• [Task goal]: Find each line holding "icon" and copy it out.

Dataset records:

= = = = = = =

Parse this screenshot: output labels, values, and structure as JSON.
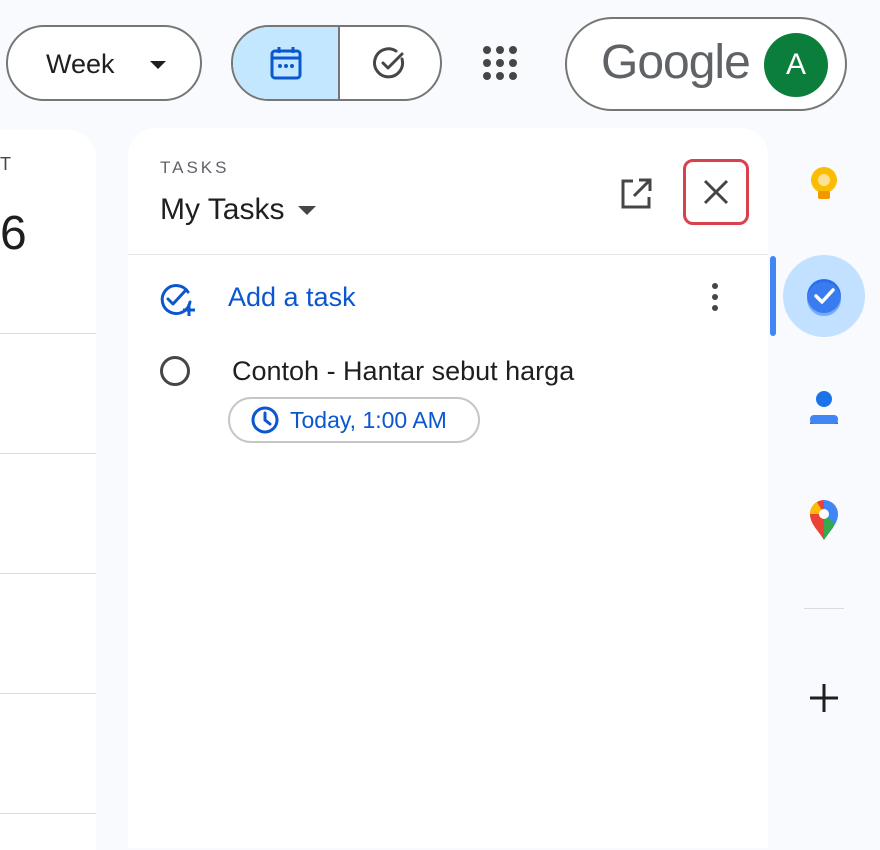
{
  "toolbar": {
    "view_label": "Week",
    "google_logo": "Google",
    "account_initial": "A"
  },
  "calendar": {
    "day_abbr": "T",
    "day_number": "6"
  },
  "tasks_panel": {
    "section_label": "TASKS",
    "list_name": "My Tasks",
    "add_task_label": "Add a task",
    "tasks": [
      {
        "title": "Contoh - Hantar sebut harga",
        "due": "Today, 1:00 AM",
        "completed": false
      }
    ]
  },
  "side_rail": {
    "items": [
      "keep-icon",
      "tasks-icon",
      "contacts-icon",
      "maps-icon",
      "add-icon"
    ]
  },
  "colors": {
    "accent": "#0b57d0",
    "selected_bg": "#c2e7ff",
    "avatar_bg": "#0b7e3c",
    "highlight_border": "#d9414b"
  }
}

= = = = = = =

• [Written solution]:
      "keep-icon",
      "tasks-icon",
      "contacts-icon",
      "maps-icon",
      "add-icon"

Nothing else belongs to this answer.